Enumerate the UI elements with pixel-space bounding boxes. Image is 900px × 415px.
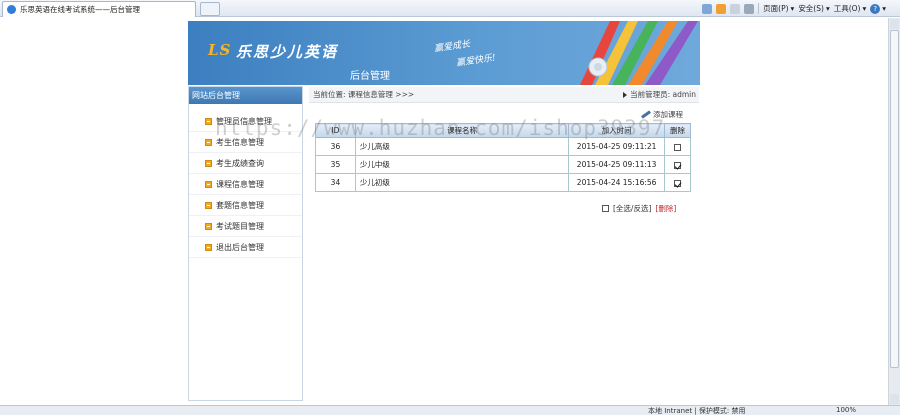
breadcrumb: 当前位置: 课程信息管理 >>> 当前管理员: admin xyxy=(309,87,699,103)
browser-status-bar: 本地 Intranet | 保护模式: 禁用 100% xyxy=(0,405,900,415)
banner-slogan-2: 赢爱快乐! xyxy=(455,53,497,69)
help-icon: ? xyxy=(870,3,881,14)
bullet-icon xyxy=(205,117,212,125)
page-viewport: LS 乐思少儿英语 后台管理 赢爱成长 赢爱快乐! 网站后台管理 管理员信息管理… xyxy=(0,18,888,405)
sidebar-heading: 网站后台管理 xyxy=(189,87,302,104)
banner-subtitle: 后台管理 xyxy=(350,71,390,82)
tools-menu-button[interactable]: 工具(O) ▾ xyxy=(834,3,867,14)
bullet-icon xyxy=(205,180,212,188)
pencil-icon xyxy=(640,110,650,119)
site-banner: LS 乐思少儿英语 后台管理 赢爱成长 赢爱快乐! xyxy=(188,21,700,85)
course-table: ID 课程名称 加入时间 删除 36 少儿高级 2015-04-25 09:11… xyxy=(315,123,691,192)
help-menu-button[interactable]: ? ▾ xyxy=(870,3,886,14)
new-tab-button[interactable] xyxy=(200,2,220,16)
bullet-icon xyxy=(205,222,212,230)
cell-time: 2015-04-25 09:11:13 xyxy=(568,155,666,174)
sidebar-item-question-info[interactable]: 考试题目管理 xyxy=(189,216,302,237)
sidebar-item-score-query[interactable]: 考生成绩查询 xyxy=(189,153,302,174)
colored-pencils-illustration xyxy=(580,21,698,85)
cell-course-name: 少儿初级 xyxy=(354,173,570,192)
select-all-checkbox[interactable] xyxy=(602,205,609,212)
sidebar-item-paper-info[interactable]: 套题信息管理 xyxy=(189,195,302,216)
cell-time: 2015-04-24 15:16:56 xyxy=(568,173,666,192)
browser-command-bar: 页面(P) ▾ 安全(S) ▾ 工具(O) ▾ ? ▾ xyxy=(702,1,886,16)
cell-delete xyxy=(664,173,691,192)
sidebar-item-course-info[interactable]: 课程信息管理 xyxy=(189,174,302,195)
cell-delete xyxy=(664,155,691,174)
cell-id: 36 xyxy=(315,137,356,156)
table-row: 36 少儿高级 2015-04-25 09:11:21 xyxy=(315,137,691,156)
delete-checkbox[interactable] xyxy=(674,161,682,169)
sidebar-menu: 管理员信息管理 考生信息管理 考生成绩查询 课程信息管理 套题信息管理 考试题目… xyxy=(189,111,302,258)
scroll-down-arrow[interactable] xyxy=(890,394,899,404)
sidebar-item-student-info[interactable]: 考生信息管理 xyxy=(189,132,302,153)
delete-checkbox[interactable] xyxy=(674,143,682,151)
browser-tab-bar: 乐思英语在线考试系统——后台管理 页面(P) ▾ 安全(S) ▾ 工具(O) ▾ ? ▾ xyxy=(0,0,900,17)
column-header-id: ID xyxy=(315,123,356,138)
scroll-up-arrow[interactable] xyxy=(890,19,899,29)
safety-menu-button[interactable]: 安全(S) ▾ xyxy=(798,3,829,14)
mail-icon[interactable] xyxy=(730,3,741,14)
breadcrumb-location: 当前位置: 课程信息管理 >>> xyxy=(313,90,415,99)
sidebar-item-logout[interactable]: 退出后台管理 xyxy=(189,237,302,258)
add-course-link[interactable]: 添加课程 xyxy=(640,109,683,120)
column-header-name: 课程名称 xyxy=(354,123,570,138)
delete-checkbox[interactable] xyxy=(674,179,682,187)
select-all-link[interactable]: [全选/反选] xyxy=(613,203,651,214)
table-header-row: ID 课程名称 加入时间 删除 xyxy=(315,123,691,138)
bullet-icon xyxy=(205,201,212,209)
bullet-icon xyxy=(205,159,212,167)
bullet-icon xyxy=(205,243,212,251)
site-title: 乐思少儿英语 xyxy=(236,43,339,61)
cell-course-name: 少儿中级 xyxy=(354,155,570,174)
browser-tab-title: 乐思英语在线考试系统——后台管理 xyxy=(20,5,140,14)
column-header-time: 加入时间 xyxy=(568,123,666,138)
current-admin: 当前管理员: admin xyxy=(623,89,699,100)
bullet-icon xyxy=(205,138,212,146)
vertical-scrollbar[interactable] xyxy=(888,18,900,405)
site-logo: LS xyxy=(208,41,232,59)
table-row: 35 少儿中级 2015-04-25 09:11:13 xyxy=(315,155,691,174)
cell-id: 34 xyxy=(315,173,356,192)
cell-course-name: 少儿高级 xyxy=(354,137,570,156)
security-zone-status: 本地 Intranet | 保护模式: 禁用 xyxy=(648,407,746,415)
zoom-level[interactable]: 100% xyxy=(836,406,856,414)
scrollbar-thumb[interactable] xyxy=(890,30,899,368)
delete-link[interactable]: [删除] xyxy=(655,203,676,214)
cell-delete xyxy=(664,137,691,156)
page-menu-button[interactable]: 页面(P) ▾ xyxy=(763,3,794,14)
cell-id: 35 xyxy=(315,155,356,174)
browser-tab-active[interactable]: 乐思英语在线考试系统——后台管理 xyxy=(2,1,196,17)
feeds-icon[interactable] xyxy=(716,3,727,14)
bulk-actions: [全选/反选] [删除] xyxy=(602,203,676,214)
cell-time: 2015-04-25 09:11:21 xyxy=(568,137,666,156)
print-icon[interactable] xyxy=(744,3,755,14)
table-row: 34 少儿初级 2015-04-24 15:16:56 xyxy=(315,173,691,192)
home-icon[interactable] xyxy=(702,3,713,14)
banner-slogan-1: 赢爱成长 xyxy=(433,39,471,55)
sidebar-item-admin-info[interactable]: 管理员信息管理 xyxy=(189,111,302,132)
admin-sidebar: 网站后台管理 管理员信息管理 考生信息管理 考生成绩查询 课程信息管理 套题信息… xyxy=(188,86,303,401)
ie-icon xyxy=(7,5,16,14)
column-header-delete: 删除 xyxy=(664,123,691,138)
triangle-right-icon xyxy=(623,92,628,98)
toolbar-separator xyxy=(758,3,760,14)
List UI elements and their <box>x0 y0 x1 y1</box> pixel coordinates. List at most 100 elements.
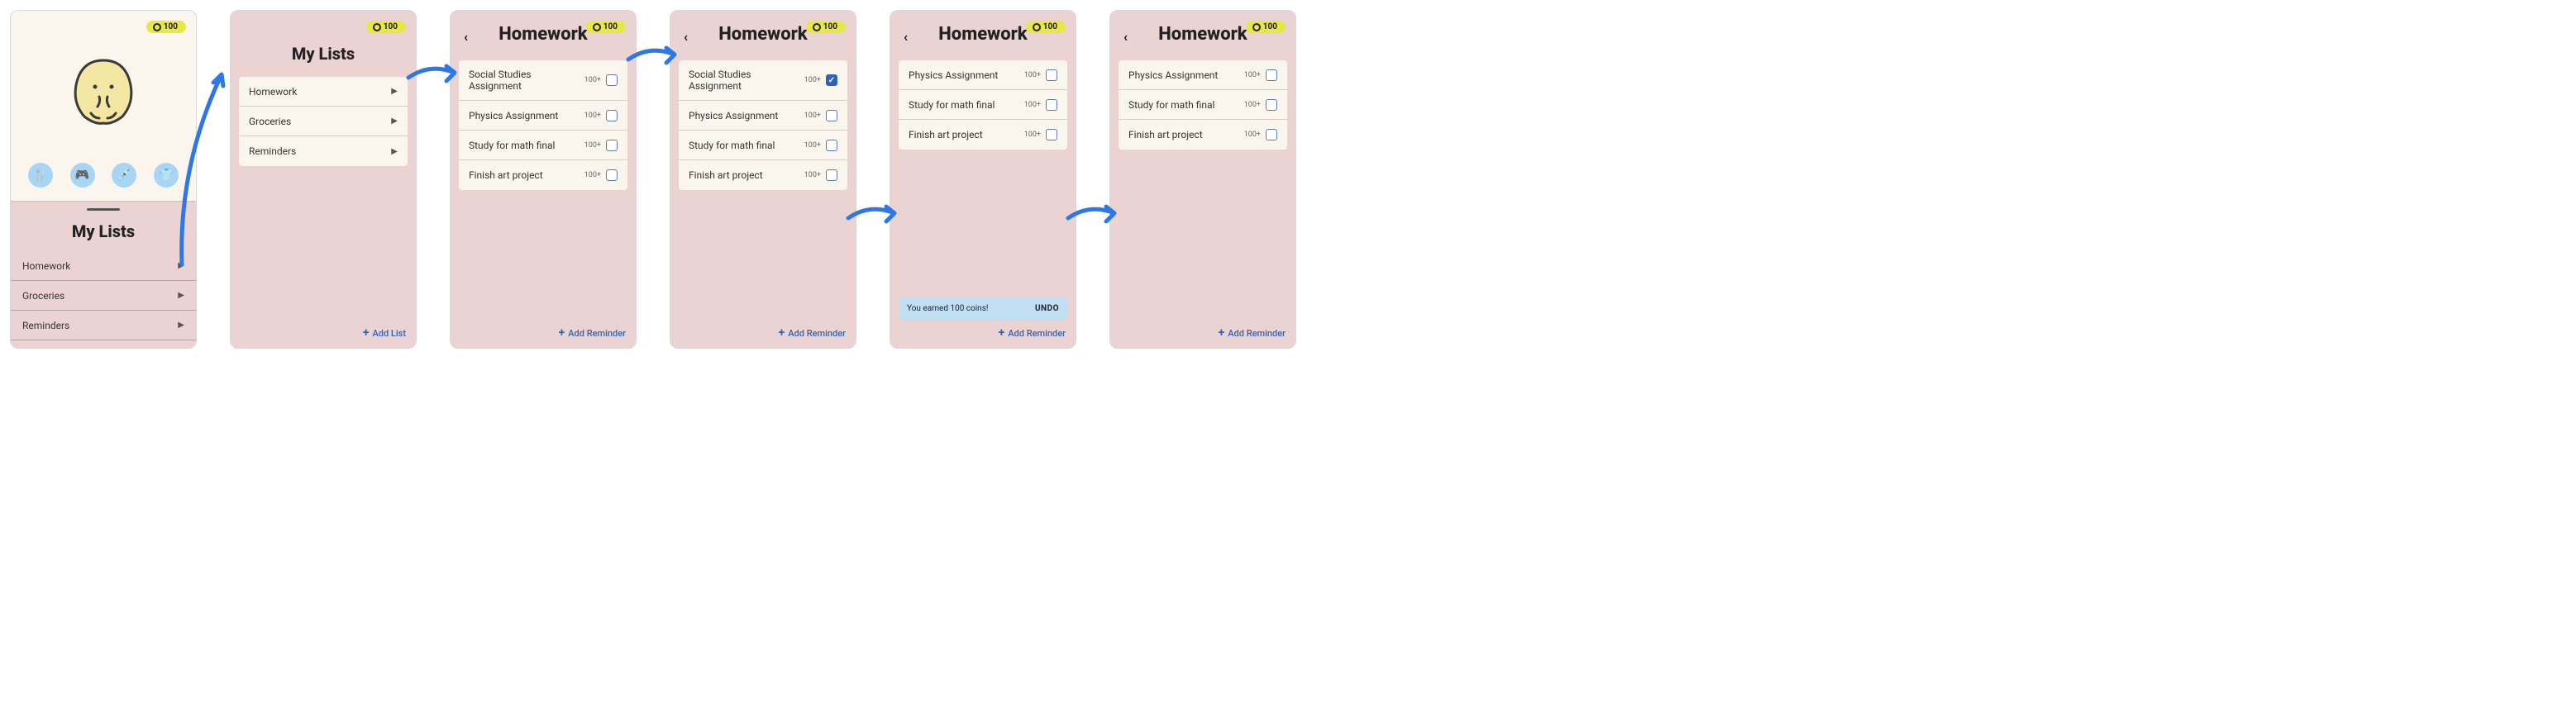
game-button[interactable]: 🎮 <box>70 163 95 188</box>
task-checkbox[interactable] <box>606 74 618 86</box>
task-row[interactable]: Study for math final 100+ <box>459 131 627 160</box>
back-button[interactable]: ‹ <box>1123 29 1128 45</box>
task-row[interactable]: Study for math final 100+ <box>899 90 1067 120</box>
task-row[interactable]: Physics Assignment 100+ <box>459 101 627 131</box>
vaccine-button[interactable]: 💉 <box>112 163 136 188</box>
task-row[interactable]: Study for math final 100+ <box>679 131 847 160</box>
coin-badge[interactable]: 100 <box>1026 21 1066 33</box>
task-row[interactable]: Finish art project 100+ <box>459 160 627 190</box>
list-item-groceries[interactable]: Groceries ▶ <box>239 107 408 136</box>
task-row[interactable]: Physics Assignment 100+ <box>1119 60 1287 90</box>
list-item-reminders[interactable]: Reminders ▶ <box>239 136 408 166</box>
coin-value: 100 <box>603 22 618 31</box>
add-reminder-button[interactable]: + Add Reminder <box>559 326 626 340</box>
shirt-button[interactable]: 👕 <box>154 163 179 188</box>
task-name: Study for math final <box>689 140 775 151</box>
task-row[interactable]: Social Studies Assignment 100+ <box>459 60 627 101</box>
coin-badge[interactable]: 100 <box>586 21 626 33</box>
task-reward: 100+ <box>1024 101 1041 109</box>
plus-icon: + <box>999 326 1005 340</box>
add-reminder-button[interactable]: + Add Reminder <box>1219 326 1286 340</box>
undo-button[interactable]: UNDO <box>1035 304 1059 313</box>
shirt-icon: 👕 <box>159 169 173 182</box>
add-reminder-label: Add Reminder <box>1228 328 1286 339</box>
task-row[interactable]: Physics Assignment 100+ <box>899 60 1067 90</box>
task-reward: 100+ <box>584 112 601 120</box>
add-reminder-button[interactable]: + Add Reminder <box>779 326 846 340</box>
toast-message: You earned 100 coins! <box>907 304 988 313</box>
back-button[interactable]: ‹ <box>684 29 688 45</box>
coin-icon <box>373 23 381 31</box>
task-checkbox[interactable] <box>1046 69 1057 81</box>
plus-icon: + <box>559 326 565 340</box>
list-item-groceries[interactable]: Groceries ▶ <box>11 281 196 311</box>
task-checkbox[interactable] <box>826 140 837 151</box>
task-name: Study for math final <box>469 140 555 151</box>
task-checkbox[interactable] <box>1046 99 1057 111</box>
lists-card: Homework ▶ Groceries ▶ Reminders ▶ <box>239 77 408 166</box>
task-checkbox[interactable] <box>826 74 837 86</box>
food-button[interactable]: 🍴 <box>28 163 53 188</box>
task-row[interactable]: Physics Assignment 100+ <box>679 101 847 131</box>
tasks-card: Social Studies Assignment 100+ Physics A… <box>679 60 847 190</box>
coin-icon <box>1252 23 1261 31</box>
add-reminder-button[interactable]: + Add Reminder <box>999 326 1066 340</box>
task-checkbox[interactable] <box>1266 129 1277 140</box>
back-button[interactable]: ‹ <box>904 29 908 45</box>
screen-homework-checked: ‹ Homework 100 Social Studies Assignment… <box>670 10 856 349</box>
task-checkbox[interactable] <box>606 140 618 151</box>
task-checkbox[interactable] <box>826 110 837 121</box>
chevron-right-icon: ▶ <box>178 291 184 300</box>
task-name: Study for math final <box>1128 99 1214 111</box>
pet-action-row: 🍴 🎮 💉 👕 <box>11 163 196 188</box>
task-reward: 100+ <box>1024 71 1041 79</box>
coin-value: 100 <box>164 22 178 31</box>
screen-mylists: 100 My Lists Homework ▶ Groceries ▶ Remi… <box>230 10 417 349</box>
coin-badge[interactable]: 100 <box>806 21 846 33</box>
task-row[interactable]: Finish art project 100+ <box>899 120 1067 150</box>
task-reward: 100+ <box>584 171 601 179</box>
sheet-handle[interactable] <box>87 208 120 211</box>
coin-badge[interactable]: 100 <box>366 21 406 33</box>
game-icon: 🎮 <box>75 169 89 182</box>
task-name: Social Studies Assignment <box>689 69 804 92</box>
task-row[interactable]: Social Studies Assignment 100+ <box>679 60 847 101</box>
task-row[interactable]: Finish art project 100+ <box>1119 120 1287 150</box>
task-row[interactable]: Finish art project 100+ <box>679 160 847 190</box>
list-item-homework[interactable]: Homework ▶ <box>239 77 408 107</box>
add-list-button[interactable]: + Add List <box>363 326 406 340</box>
task-name: Physics Assignment <box>1128 69 1218 81</box>
task-checkbox[interactable] <box>826 169 837 181</box>
coin-badge[interactable]: 100 <box>1246 21 1286 33</box>
lists-container: Homework ▶ Groceries ▶ Reminders ▶ <box>11 251 196 340</box>
task-checkbox[interactable] <box>1266 99 1277 111</box>
task-reward: 100+ <box>804 171 821 179</box>
task-name: Physics Assignment <box>689 110 778 121</box>
list-item-label: Homework <box>22 260 70 272</box>
tasks-card: Physics Assignment 100+ Study for math f… <box>1119 60 1287 150</box>
task-row[interactable]: Study for math final 100+ <box>1119 90 1287 120</box>
task-name: Study for math final <box>909 99 995 111</box>
coin-badge[interactable]: 100 <box>146 21 186 33</box>
task-reward: 100+ <box>584 141 601 150</box>
pet-avatar <box>66 52 141 130</box>
header: ‹ Homework 100 <box>890 11 1076 60</box>
chevron-right-icon: ▶ <box>391 87 398 96</box>
header: ‹ Homework 100 <box>451 11 636 60</box>
coin-value: 100 <box>1043 22 1057 31</box>
task-checkbox[interactable] <box>606 110 618 121</box>
chevron-right-icon: ▶ <box>391 117 398 126</box>
task-checkbox[interactable] <box>1046 129 1057 140</box>
list-item-reminders[interactable]: Reminders ▶ <box>11 311 196 340</box>
bottom-sheet[interactable]: My Lists Homework ▶ Groceries ▶ Reminder… <box>11 201 196 349</box>
task-checkbox[interactable] <box>1266 69 1277 81</box>
list-item-label: Reminders <box>249 145 296 157</box>
task-checkbox[interactable] <box>606 169 618 181</box>
back-button[interactable]: ‹ <box>464 29 468 45</box>
chevron-right-icon: ▶ <box>391 147 398 156</box>
list-item-homework[interactable]: Homework ▶ <box>11 251 196 281</box>
coin-icon <box>153 23 161 31</box>
tasks-card: Physics Assignment 100+ Study for math f… <box>899 60 1067 150</box>
add-reminder-label: Add Reminder <box>788 328 846 339</box>
reward-toast: You earned 100 coins! UNDO <box>899 297 1067 320</box>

--------------------------------------------------

Work required » Please copy out the lines of the material above, from the line containing "breadcrumb: 当前位置: 课程信息管理" through the line containing "bullet-icon xyxy=(205,222,212,230)", inclusive, reproducing each one without change.

Correct answer »
breadcrumb: 当前位置: 课程信息管理 >>> 当前管理员: admin xyxy=(309,87,699,103)
browser-status-bar: 本地 Intranet | 保护模式: 禁用 100% xyxy=(0,405,900,415)
banner-slogan-2: 赢爱快乐! xyxy=(455,53,497,69)
help-icon: ? xyxy=(870,3,881,14)
bullet-icon xyxy=(205,117,212,125)
page-viewport: LS 乐思少儿英语 后台管理 赢爱成长 赢爱快乐! 网站后台管理 管理员信息管理… xyxy=(0,18,888,405)
sidebar-heading: 网站后台管理 xyxy=(189,87,302,104)
banner-subtitle: 后台管理 xyxy=(350,71,390,82)
tools-menu-button[interactable]: 工具(O) ▾ xyxy=(834,3,867,14)
bullet-icon xyxy=(205,180,212,188)
pencil-icon xyxy=(640,110,650,119)
site-banner: LS 乐思少儿英语 后台管理 赢爱成长 赢爱快乐! xyxy=(188,21,700,85)
course-table: ID 课程名称 加入时间 删除 36 少儿高级 2015-04-25 09:11… xyxy=(315,123,691,192)
help-menu-button[interactable]: ? ▾ xyxy=(870,3,886,14)
new-tab-button[interactable] xyxy=(200,2,220,16)
bullet-icon xyxy=(205,222,212,230)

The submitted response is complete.